**WHAT THE TASK ASKS:** Wherever a line below holds the word "color", copy that line.

**MATERIALS PROVIDED:**
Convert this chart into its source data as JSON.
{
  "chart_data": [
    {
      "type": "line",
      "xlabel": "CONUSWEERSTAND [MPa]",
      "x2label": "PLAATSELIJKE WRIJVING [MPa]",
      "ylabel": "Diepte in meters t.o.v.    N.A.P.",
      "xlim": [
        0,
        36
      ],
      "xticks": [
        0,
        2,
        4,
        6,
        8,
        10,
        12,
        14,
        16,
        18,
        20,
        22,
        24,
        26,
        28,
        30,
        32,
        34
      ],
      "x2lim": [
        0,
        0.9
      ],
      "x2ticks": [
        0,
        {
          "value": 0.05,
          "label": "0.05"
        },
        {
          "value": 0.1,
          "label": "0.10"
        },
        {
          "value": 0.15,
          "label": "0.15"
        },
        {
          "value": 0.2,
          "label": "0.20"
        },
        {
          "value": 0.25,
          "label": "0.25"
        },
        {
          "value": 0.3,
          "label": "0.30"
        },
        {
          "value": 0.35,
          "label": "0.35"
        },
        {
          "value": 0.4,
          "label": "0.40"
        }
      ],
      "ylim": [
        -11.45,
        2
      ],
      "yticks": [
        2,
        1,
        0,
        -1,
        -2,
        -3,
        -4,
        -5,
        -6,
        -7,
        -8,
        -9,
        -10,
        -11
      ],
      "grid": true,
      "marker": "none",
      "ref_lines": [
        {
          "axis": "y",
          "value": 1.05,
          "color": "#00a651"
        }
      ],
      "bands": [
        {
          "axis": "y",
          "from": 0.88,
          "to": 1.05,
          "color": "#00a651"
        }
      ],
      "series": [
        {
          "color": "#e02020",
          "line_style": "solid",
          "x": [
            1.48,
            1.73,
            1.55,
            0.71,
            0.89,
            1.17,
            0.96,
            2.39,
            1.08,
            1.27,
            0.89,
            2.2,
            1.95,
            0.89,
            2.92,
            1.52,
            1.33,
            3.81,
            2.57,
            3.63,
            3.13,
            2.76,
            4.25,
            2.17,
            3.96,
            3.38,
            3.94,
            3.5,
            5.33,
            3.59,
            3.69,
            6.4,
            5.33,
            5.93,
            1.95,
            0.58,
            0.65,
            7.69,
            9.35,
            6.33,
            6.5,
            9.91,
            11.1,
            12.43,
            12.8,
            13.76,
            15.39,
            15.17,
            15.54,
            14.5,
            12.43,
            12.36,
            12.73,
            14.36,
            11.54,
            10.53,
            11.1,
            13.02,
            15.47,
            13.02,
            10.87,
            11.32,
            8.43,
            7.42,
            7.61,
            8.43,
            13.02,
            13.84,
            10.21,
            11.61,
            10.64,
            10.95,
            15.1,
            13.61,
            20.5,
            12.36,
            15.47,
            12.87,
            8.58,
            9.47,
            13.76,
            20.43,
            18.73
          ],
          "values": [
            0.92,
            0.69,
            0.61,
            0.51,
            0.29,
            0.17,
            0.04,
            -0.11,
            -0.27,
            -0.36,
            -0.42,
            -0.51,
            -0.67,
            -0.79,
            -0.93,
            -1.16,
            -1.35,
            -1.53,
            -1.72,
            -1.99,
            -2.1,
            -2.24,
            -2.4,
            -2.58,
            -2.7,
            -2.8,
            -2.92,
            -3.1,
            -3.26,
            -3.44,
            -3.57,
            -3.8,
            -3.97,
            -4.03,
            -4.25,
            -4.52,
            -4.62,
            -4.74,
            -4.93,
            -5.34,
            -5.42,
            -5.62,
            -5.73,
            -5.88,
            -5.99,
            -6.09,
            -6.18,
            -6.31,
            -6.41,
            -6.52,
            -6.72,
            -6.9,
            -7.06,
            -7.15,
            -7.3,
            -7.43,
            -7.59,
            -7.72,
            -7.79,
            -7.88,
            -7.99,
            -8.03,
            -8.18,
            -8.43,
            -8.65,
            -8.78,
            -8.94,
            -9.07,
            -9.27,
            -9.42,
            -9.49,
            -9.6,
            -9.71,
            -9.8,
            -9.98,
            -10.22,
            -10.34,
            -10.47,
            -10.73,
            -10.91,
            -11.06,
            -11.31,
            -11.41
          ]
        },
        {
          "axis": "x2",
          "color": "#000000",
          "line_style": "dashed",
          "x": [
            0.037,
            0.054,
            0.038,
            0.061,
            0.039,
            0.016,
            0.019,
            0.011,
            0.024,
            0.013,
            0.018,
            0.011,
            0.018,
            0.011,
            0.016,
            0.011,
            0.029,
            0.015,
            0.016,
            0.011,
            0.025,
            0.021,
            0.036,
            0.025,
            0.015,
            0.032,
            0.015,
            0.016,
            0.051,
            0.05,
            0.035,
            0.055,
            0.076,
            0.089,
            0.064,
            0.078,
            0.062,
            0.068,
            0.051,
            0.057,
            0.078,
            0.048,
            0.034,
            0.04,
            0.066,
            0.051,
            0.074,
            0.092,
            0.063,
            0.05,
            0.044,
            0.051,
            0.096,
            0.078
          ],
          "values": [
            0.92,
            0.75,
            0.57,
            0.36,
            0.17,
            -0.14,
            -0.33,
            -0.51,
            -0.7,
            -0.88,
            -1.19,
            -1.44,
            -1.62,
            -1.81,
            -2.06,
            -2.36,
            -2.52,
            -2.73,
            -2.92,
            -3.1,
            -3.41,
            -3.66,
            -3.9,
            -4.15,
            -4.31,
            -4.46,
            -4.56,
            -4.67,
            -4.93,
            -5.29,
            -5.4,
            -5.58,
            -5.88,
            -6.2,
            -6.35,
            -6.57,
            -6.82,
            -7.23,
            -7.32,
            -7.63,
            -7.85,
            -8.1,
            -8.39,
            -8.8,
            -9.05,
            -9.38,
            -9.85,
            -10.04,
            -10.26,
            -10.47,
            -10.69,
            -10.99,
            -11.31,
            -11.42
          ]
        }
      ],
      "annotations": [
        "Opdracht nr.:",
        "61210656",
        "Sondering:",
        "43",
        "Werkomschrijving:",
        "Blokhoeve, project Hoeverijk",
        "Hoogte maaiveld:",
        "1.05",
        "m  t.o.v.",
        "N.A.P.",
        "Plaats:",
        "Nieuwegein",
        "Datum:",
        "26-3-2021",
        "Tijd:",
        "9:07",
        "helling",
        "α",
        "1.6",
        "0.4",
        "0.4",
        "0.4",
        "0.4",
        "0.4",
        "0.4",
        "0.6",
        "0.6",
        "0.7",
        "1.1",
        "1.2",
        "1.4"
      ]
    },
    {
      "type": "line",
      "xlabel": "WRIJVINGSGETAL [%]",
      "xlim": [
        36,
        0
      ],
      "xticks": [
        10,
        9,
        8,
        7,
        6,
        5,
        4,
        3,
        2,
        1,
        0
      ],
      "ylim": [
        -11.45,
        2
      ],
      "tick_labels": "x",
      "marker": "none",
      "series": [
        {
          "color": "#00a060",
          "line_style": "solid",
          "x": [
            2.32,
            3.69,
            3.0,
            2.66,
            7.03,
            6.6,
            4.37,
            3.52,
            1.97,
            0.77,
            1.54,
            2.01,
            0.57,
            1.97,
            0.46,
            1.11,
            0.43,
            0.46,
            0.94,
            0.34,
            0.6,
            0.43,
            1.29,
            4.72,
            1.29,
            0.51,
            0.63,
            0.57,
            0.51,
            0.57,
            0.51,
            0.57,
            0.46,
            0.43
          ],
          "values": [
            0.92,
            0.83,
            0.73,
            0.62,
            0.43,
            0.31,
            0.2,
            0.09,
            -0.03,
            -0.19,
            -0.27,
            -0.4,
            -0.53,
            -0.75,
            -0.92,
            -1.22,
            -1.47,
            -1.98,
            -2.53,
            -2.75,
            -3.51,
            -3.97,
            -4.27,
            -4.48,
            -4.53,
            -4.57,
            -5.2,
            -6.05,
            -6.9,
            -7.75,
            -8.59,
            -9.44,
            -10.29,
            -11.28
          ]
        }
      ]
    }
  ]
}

**TASK ANSWER:**
          "color": "#00a651"
          "color": "#00a651"
          "color": "#e02020",
          "color": "#000000",
          "color": "#00a060",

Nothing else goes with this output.